→ **Exercise instructions**: Reproduce all the entries exactly and keep the pictures out.

→ **Given information**:

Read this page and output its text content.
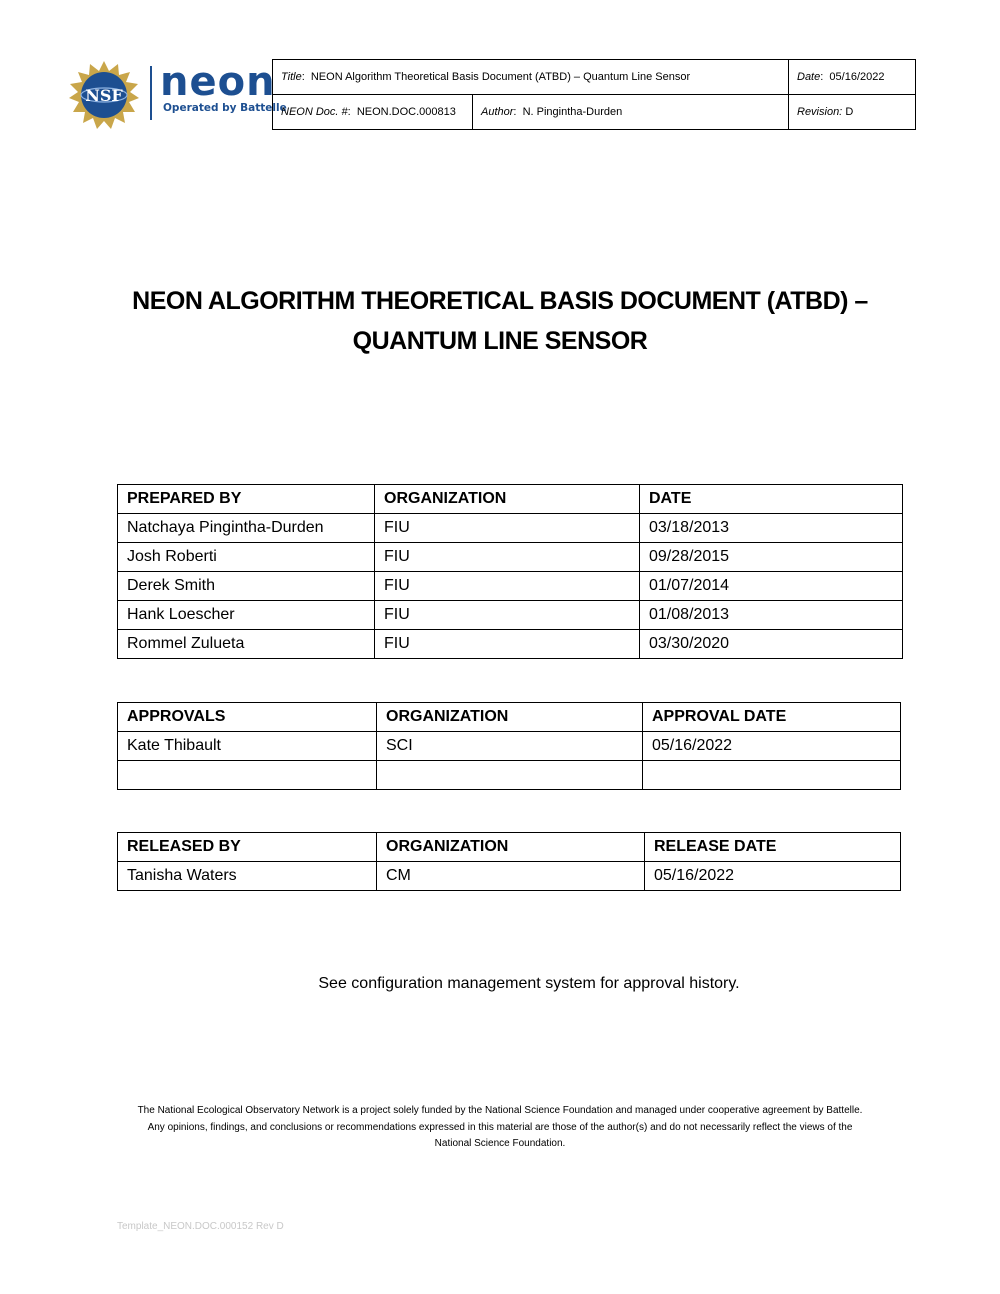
NSF neon
Operated by Battelle
Title:  NEON Algorithm Theoretical Basis Document (ATBD) – Quantum Line Sensor		Date:  05/16/2022
NEON Doc. #:  NEON.DOC.000813	Author:  N. Pingintha-Durden	Revision: D
NEON ALGORITHM THEORETICAL BASIS DOCUMENT (ATBD) –
QUANTUM LINE SENSOR
PREPARED BY	ORGANIZATION	DATE
Natchaya Pingintha-Durden	FIU	03/18/2013
Josh Roberti	FIU	09/28/2015
Derek Smith	FIU	01/07/2014
Hank Loescher	FIU	01/08/2013
Rommel Zulueta	FIU	03/30/2020
APPROVALS	ORGANIZATION	APPROVAL DATE
Kate Thibault	SCI	05/16/2022

RELEASED BY	ORGANIZATION	RELEASE DATE
Tanisha Waters	CM	05/16/2022
See configuration management system for approval history.
The National Ecological Observatory Network is a project solely funded by the National Science Foundation and managed under cooperative agreement by Battelle.
Any opinions, findings, and conclusions or recommendations expressed in this material are those of the author(s) and do not necessarily reflect the views of the
National Science Foundation.
Template_NEON.DOC.000152 Rev D
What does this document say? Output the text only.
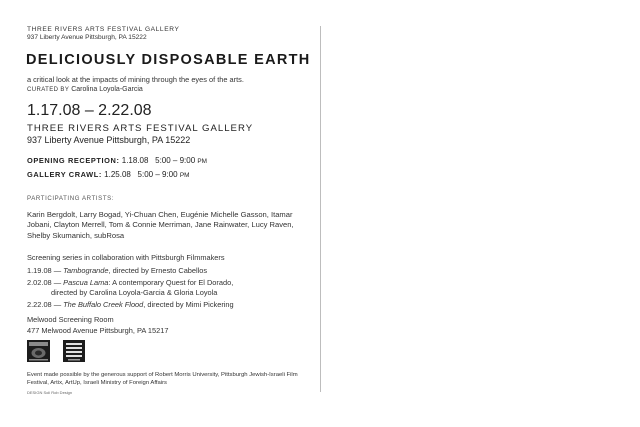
THREE RIVERS ARTS FESTIVAL GALLERY
937 Liberty Avenue Pittsburgh, PA 15222
DELICIOUSLY DISPOSABLE EARTH
a critical look at the impacts of mining through the eyes of the arts.
CURATED BY Carolina Loyola-Garcia
1.17.08 – 2.22.08
THREE RIVERS ARTS FESTIVAL GALLERY
937 Liberty Avenue Pittsburgh, PA 15222
OPENING RECEPTION: 1.18.08 5:00 – 9:00 PM
GALLERY CRAWL: 1.25.08 5:00 – 9:00 PM
PARTICIPATING ARTISTS:
Karin Bergdolt, Larry Bogad, Yi-Chuan Chen, Eugénie Michelle Gasson, Itamar Jobani, Clayton Merrell, Tom & Connie Merriman, Jane Rainwater, Lucy Raven, Shelby Skumanich, subRosa
Screening series in collaboration with Pittsburgh Filmmakers
1.19.08 — Tambogrande, directed by Ernesto Cabellos
2.02.08 — Pascua Lama: A contemporary Quest for El Dorado,
directed by Carolina Loyola-Garcia & Gloria Loyola
2.22.08 — The Buffalo Creek Flood, directed by Mimi Pickering
Melwood Screening Room
477 Melwood Avenue Pittsburgh, PA 15217
Event made possible by the generous support of Robert Morris University, Pittsburgh Jewish-Israeli Film Festival, Artix, ArtUp, Israeli Ministry of Foreign Affairs
DESIGN Soli Rob Design
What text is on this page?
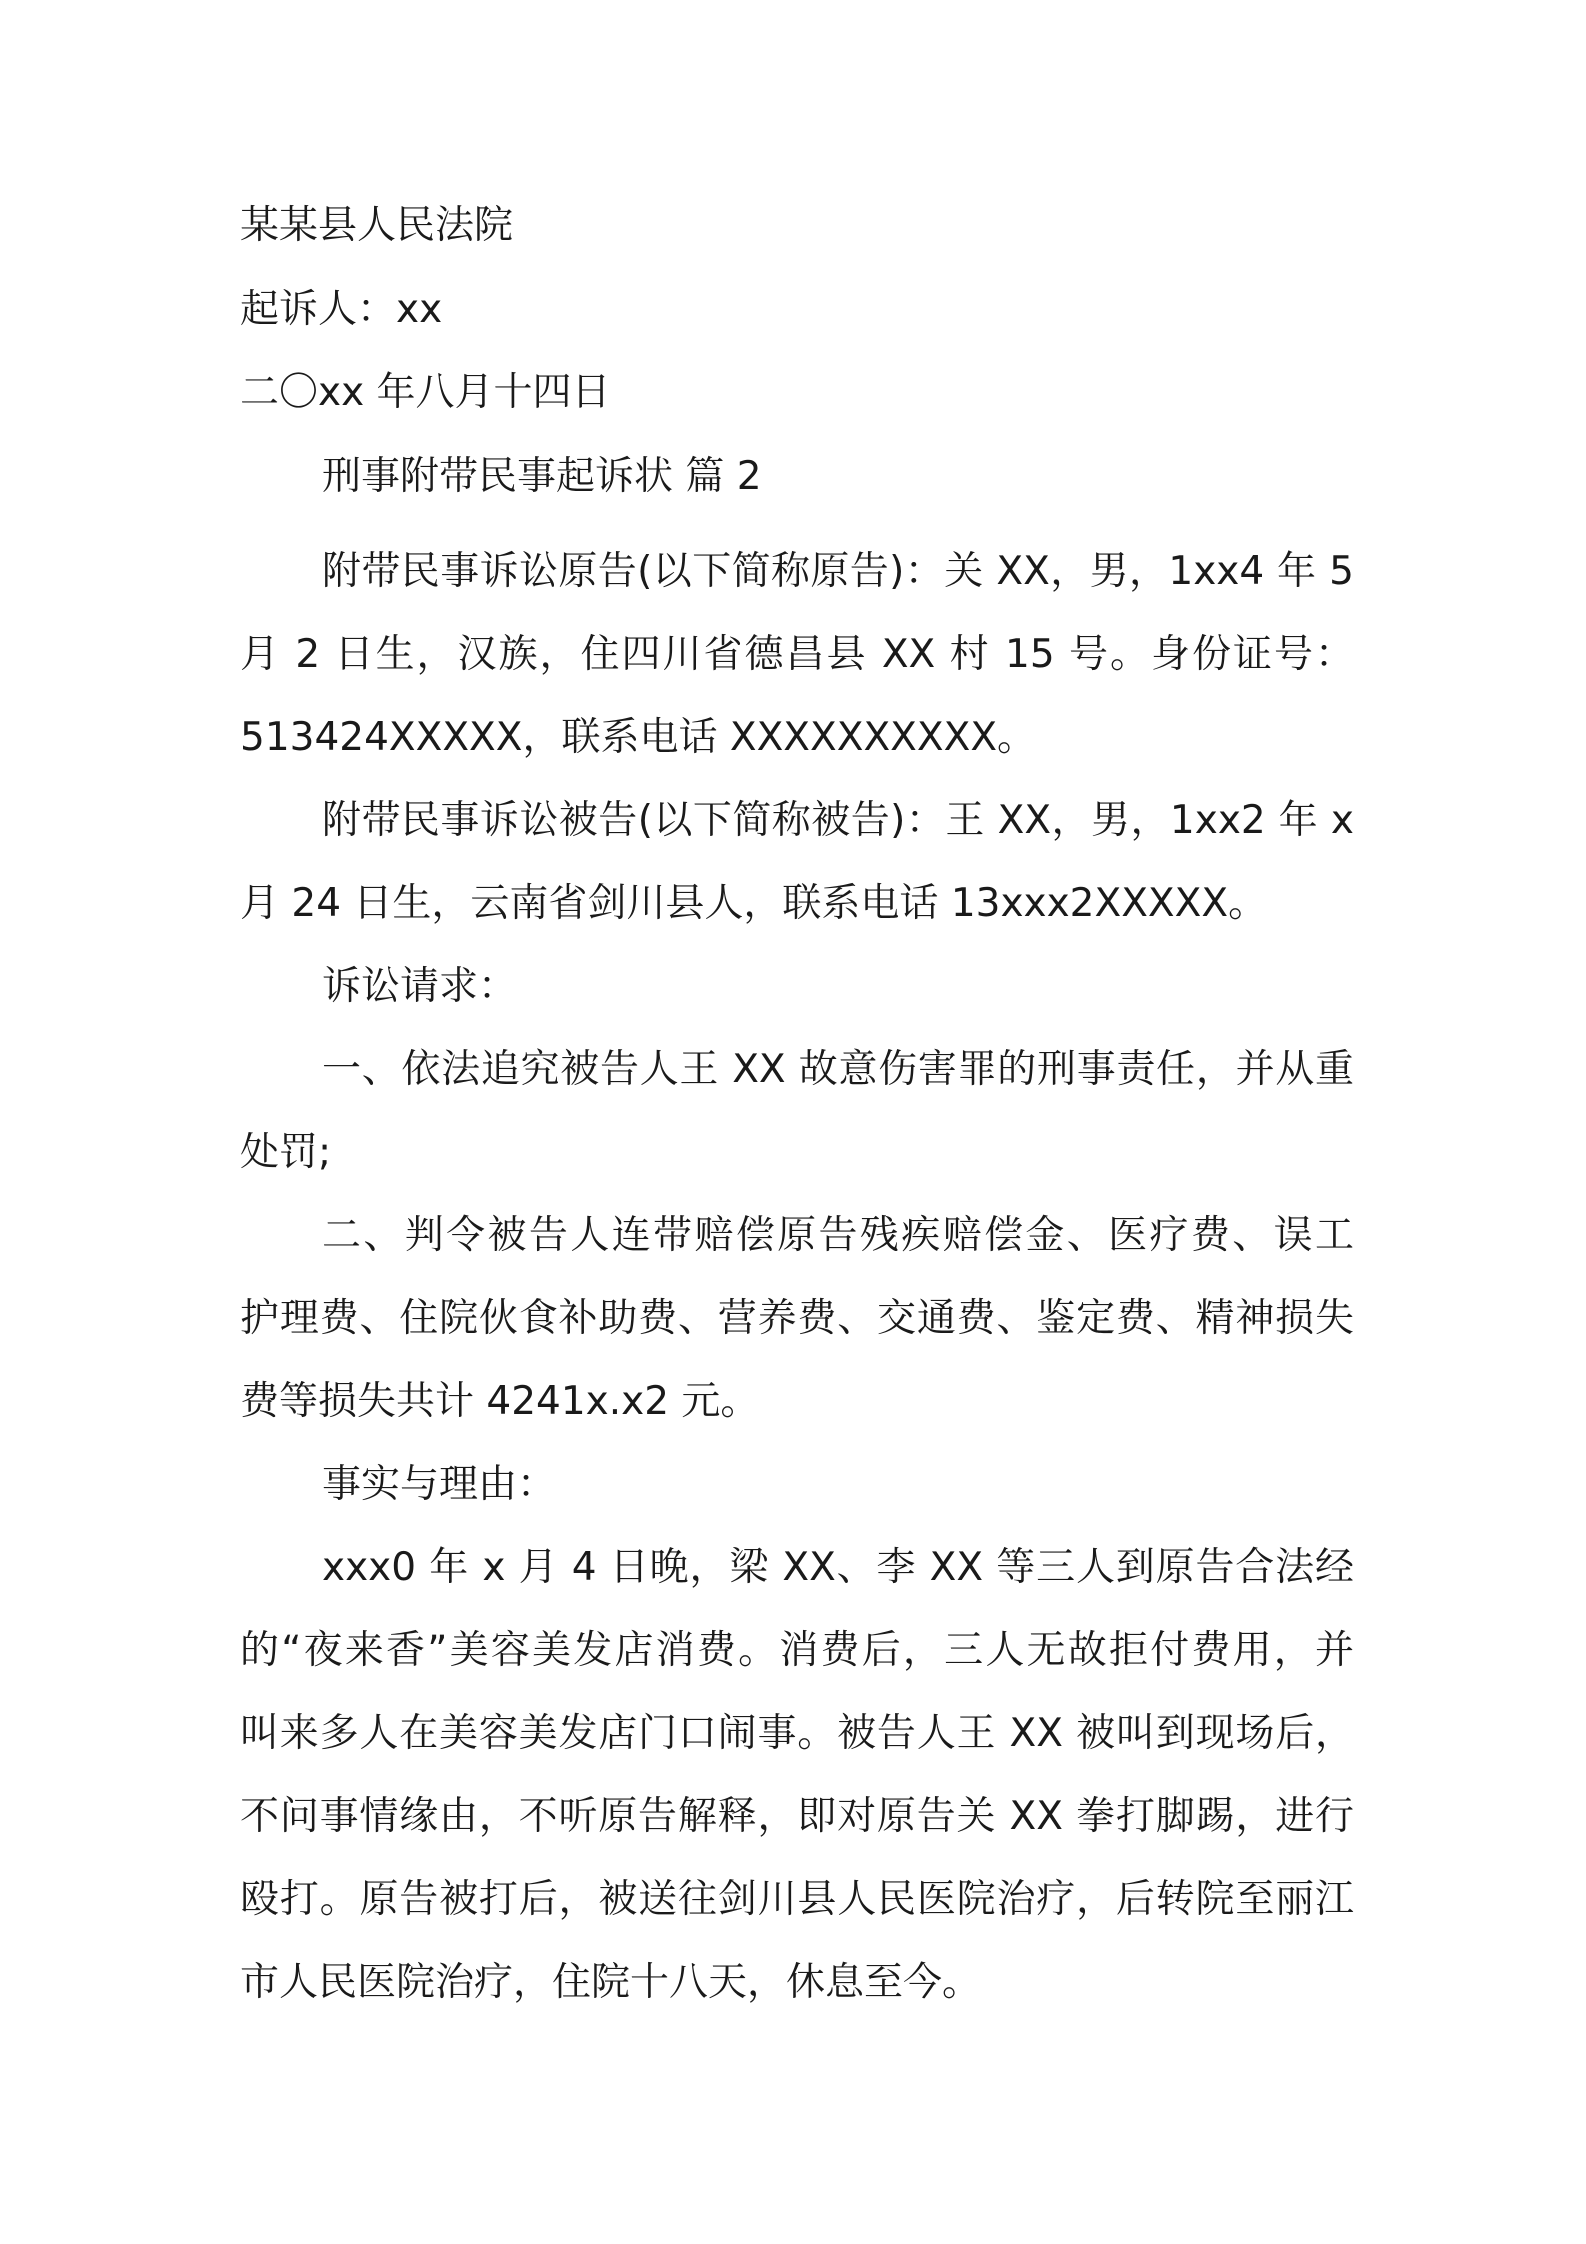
某某县人民法院
起诉人：xx
二〇xx 年八月十四日
刑事附带民事起诉状 篇 2
附带民事诉讼原告(以下简称原告)：关 XX，男，1xx4 年 5
月 2 日生，汉族，住四川省德昌县 XX 村 15 号。身份证号：
513424XXXXX，联系电话 XXXXXXXXXX。
附带民事诉讼被告(以下简称被告)：王 XX，男，1xx2 年 x
月 24 日生，云南省剑川县人，联系电话 13xxx2XXXXX。
诉讼请求：
一、依法追究被告人王 XX 故意伤害罪的刑事责任，并从重
处罚;
二、判令被告人连带赔偿原告残疾赔偿金、医疗费、误工
护理费、住院伙食补助费、营养费、交通费、鉴定费、精神损失
费等损失共计 4241x.x2 元。
事实与理由：
xxx0 年 x 月 4 日晚，梁 XX、李 XX 等三人到原告合法经
的“夜来香”美容美发店消费。消费后，三人无故拒付费用，并
叫来多人在美容美发店门口闹事。被告人王 XX 被叫到现场后，
不问事情缘由，不听原告解释，即对原告关 XX 拳打脚踢，进行
殴打。原告被打后，被送往剑川县人民医院治疗，后转院至丽江
市人民医院治疗，住院十八天，休息至今。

→ **Response to the exercise**:
Read this page and output its text content.
NSF neon
Operated by Battelle
Title:  NEON Algorithm Theoretical Basis Document (ATBD) – Quantum Line Sensor		Date:  05/16/2022
NEON Doc. #:  NEON.DOC.000813	Author:  N. Pingintha-Durden	Revision: D
NEON ALGORITHM THEORETICAL BASIS DOCUMENT (ATBD) –
QUANTUM LINE SENSOR
PREPARED BY	ORGANIZATION	DATE
Natchaya Pingintha-Durden	FIU	03/18/2013
Josh Roberti	FIU	09/28/2015
Derek Smith	FIU	01/07/2014
Hank Loescher	FIU	01/08/2013
Rommel Zulueta	FIU	03/30/2020
APPROVALS	ORGANIZATION	APPROVAL DATE
Kate Thibault	SCI	05/16/2022

RELEASED BY	ORGANIZATION	RELEASE DATE
Tanisha Waters	CM	05/16/2022
See configuration management system for approval history.
The National Ecological Observatory Network is a project solely funded by the National Science Foundation and managed under cooperative agreement by Battelle.
Any opinions, findings, and conclusions or recommendations expressed in this material are those of the author(s) and do not necessarily reflect the views of the
National Science Foundation.
Template_NEON.DOC.000152 Rev D
What does this document say? Output the text only.
THREE RIVERS ARTS FESTIVAL GALLERY
937 Liberty Avenue Pittsburgh, PA 15222
DELICIOUSLY DISPOSABLE EARTH
a critical look at the impacts of mining through the eyes of the arts.
CURATED BY Carolina Loyola-Garcia
1.17.08 – 2.22.08
THREE RIVERS ARTS FESTIVAL GALLERY
937 Liberty Avenue Pittsburgh, PA 15222
OPENING RECEPTION: 1.18.08 5:00 – 9:00 PM
GALLERY CRAWL: 1.25.08 5:00 – 9:00 PM
PARTICIPATING ARTISTS:
Karin Bergdolt, Larry Bogad, Yi-Chuan Chen, Eugénie Michelle Gasson, Itamar Jobani, Clayton Merrell, Tom & Connie Merriman, Jane Rainwater, Lucy Raven, Shelby Skumanich, subRosa
Screening series in collaboration with Pittsburgh Filmmakers
1.19.08 — Tambogrande, directed by Ernesto Cabellos
2.02.08 — Pascua Lama: A contemporary Quest for El Dorado,
directed by Carolina Loyola-Garcia & Gloria Loyola
2.22.08 — The Buffalo Creek Flood, directed by Mimi Pickering
Melwood Screening Room
477 Melwood Avenue Pittsburgh, PA 15217
Event made possible by the generous support of Robert Morris University, Pittsburgh Jewish-Israeli Film Festival, Artix, ArtUp, Israeli Ministry of Foreign Affairs
DESIGN Soli Rob Design
What text is on this page?
某某县人民法院
起诉人：xx
二〇xx 年八月十四日
刑事附带民事起诉状 篇 2
附带民事诉讼原告(以下简称原告)：关 XX，男，1xx4 年 5
月 2 日生，汉族，住四川省德昌县 XX 村 15 号。身份证号：
513424XXXXX，联系电话 XXXXXXXXXX。
附带民事诉讼被告(以下简称被告)：王 XX，男，1xx2 年 x
月 24 日生，云南省剑川县人，联系电话 13xxx2XXXXX。
诉讼请求：
一、依法追究被告人王 XX 故意伤害罪的刑事责任，并从重
处罚;
二、判令被告人连带赔偿原告残疾赔偿金、医疗费、误工
护理费、住院伙食补助费、营养费、交通费、鉴定费、精神损失
费等损失共计 4241x.x2 元。
事实与理由：
xxx0 年 x 月 4 日晚，梁 XX、李 XX 等三人到原告合法经
的“夜来香”美容美发店消费。消费后，三人无故拒付费用，并
叫来多人在美容美发店门口闹事。被告人王 XX 被叫到现场后，
不问事情缘由，不听原告解释，即对原告关 XX 拳打脚踢，进行
殴打。原告被打后，被送往剑川县人民医院治疗，后转院至丽江
市人民医院治疗，住院十八天，休息至今。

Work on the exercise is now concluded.